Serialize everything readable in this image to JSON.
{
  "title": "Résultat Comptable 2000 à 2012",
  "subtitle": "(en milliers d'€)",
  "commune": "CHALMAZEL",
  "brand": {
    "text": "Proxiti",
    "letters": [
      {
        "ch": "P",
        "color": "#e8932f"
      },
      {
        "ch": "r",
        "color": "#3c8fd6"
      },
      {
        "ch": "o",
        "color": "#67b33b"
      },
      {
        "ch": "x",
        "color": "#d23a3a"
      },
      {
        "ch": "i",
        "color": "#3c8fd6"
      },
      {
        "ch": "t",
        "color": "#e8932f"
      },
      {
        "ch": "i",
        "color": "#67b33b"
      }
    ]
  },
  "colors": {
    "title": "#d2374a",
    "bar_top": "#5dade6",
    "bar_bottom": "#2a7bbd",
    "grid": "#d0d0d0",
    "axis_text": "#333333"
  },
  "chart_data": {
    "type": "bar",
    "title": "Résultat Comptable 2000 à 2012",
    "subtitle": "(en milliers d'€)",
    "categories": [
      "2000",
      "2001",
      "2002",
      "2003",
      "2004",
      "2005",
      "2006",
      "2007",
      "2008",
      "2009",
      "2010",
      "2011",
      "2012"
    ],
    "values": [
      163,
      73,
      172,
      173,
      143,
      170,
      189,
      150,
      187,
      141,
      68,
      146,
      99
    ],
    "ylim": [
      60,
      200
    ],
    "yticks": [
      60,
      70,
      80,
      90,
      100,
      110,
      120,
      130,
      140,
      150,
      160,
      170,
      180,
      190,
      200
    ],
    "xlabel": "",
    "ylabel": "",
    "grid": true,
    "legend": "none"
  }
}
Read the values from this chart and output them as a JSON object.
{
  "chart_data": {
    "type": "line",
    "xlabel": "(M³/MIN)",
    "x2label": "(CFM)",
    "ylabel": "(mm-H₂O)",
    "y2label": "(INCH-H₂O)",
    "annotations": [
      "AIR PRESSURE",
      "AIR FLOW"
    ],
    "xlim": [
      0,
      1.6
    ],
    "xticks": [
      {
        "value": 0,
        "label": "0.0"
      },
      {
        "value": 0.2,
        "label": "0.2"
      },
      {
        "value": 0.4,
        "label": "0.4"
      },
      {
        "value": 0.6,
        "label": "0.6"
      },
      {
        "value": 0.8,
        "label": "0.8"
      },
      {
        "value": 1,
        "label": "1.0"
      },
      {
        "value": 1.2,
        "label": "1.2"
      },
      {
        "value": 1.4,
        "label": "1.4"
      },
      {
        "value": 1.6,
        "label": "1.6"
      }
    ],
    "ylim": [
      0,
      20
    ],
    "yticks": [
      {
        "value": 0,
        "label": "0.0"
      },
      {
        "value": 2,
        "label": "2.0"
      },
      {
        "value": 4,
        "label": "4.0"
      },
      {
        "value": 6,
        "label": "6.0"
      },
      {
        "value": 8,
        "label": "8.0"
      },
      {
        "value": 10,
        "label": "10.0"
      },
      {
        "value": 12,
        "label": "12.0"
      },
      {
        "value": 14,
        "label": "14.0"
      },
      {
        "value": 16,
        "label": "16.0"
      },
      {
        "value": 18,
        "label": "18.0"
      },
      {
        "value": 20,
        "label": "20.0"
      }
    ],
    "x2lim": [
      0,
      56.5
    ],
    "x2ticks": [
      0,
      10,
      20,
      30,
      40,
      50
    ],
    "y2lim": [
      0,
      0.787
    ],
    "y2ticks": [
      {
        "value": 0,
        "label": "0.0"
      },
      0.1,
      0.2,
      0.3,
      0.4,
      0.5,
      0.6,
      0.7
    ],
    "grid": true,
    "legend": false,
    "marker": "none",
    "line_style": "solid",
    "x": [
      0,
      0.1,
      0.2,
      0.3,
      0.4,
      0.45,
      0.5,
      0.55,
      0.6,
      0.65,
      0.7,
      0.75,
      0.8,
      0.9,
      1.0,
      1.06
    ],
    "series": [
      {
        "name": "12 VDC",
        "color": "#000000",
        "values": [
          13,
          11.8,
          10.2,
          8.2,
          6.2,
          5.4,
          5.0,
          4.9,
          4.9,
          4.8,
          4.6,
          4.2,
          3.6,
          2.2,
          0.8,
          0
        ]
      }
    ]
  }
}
━━━━
Locate the word "subtitle" in the records above, and return each line that has it.

  "subtitle": "(en milliers d'€)",
    "subtitle": "(en milliers d'€)",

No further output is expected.